* Aim of the exercise *
Set down every entry again word for word, please, but skip the pictures.

Excerpt from a dataset:

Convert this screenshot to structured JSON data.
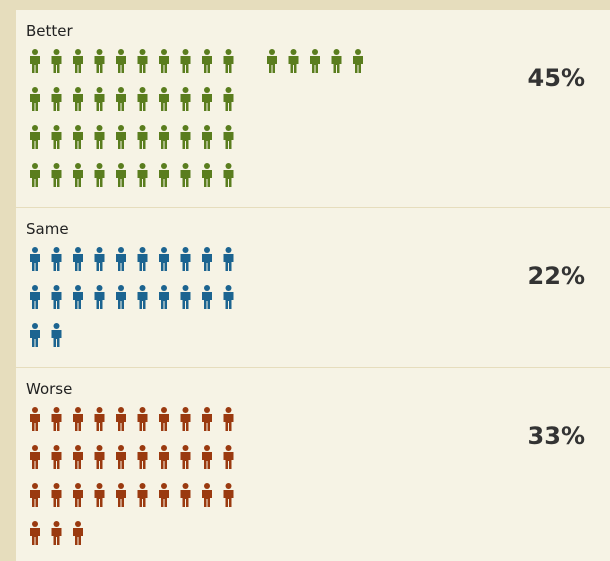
{
  "chart_data": {
    "type": "pictogram",
    "categories": [
      "Better",
      "Same",
      "Worse"
    ],
    "values": [
      45,
      22,
      33
    ],
    "value_labels": [
      "45%",
      "22%",
      "33%"
    ],
    "colors": [
      "#5a7d1e",
      "#1c6490",
      "#9a3a10"
    ]
  }
}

* Written answer *
Convert this screenshot to structured JSON data.
{
  "chart_data": {
    "type": "pictogram",
    "categories": [
      "Better",
      "Same",
      "Worse"
    ],
    "values": [
      45,
      22,
      33
    ],
    "value_labels": [
      "45%",
      "22%",
      "33%"
    ],
    "colors": [
      "#5a7d1e",
      "#1c6490",
      "#9a3a10"
    ]
  }
}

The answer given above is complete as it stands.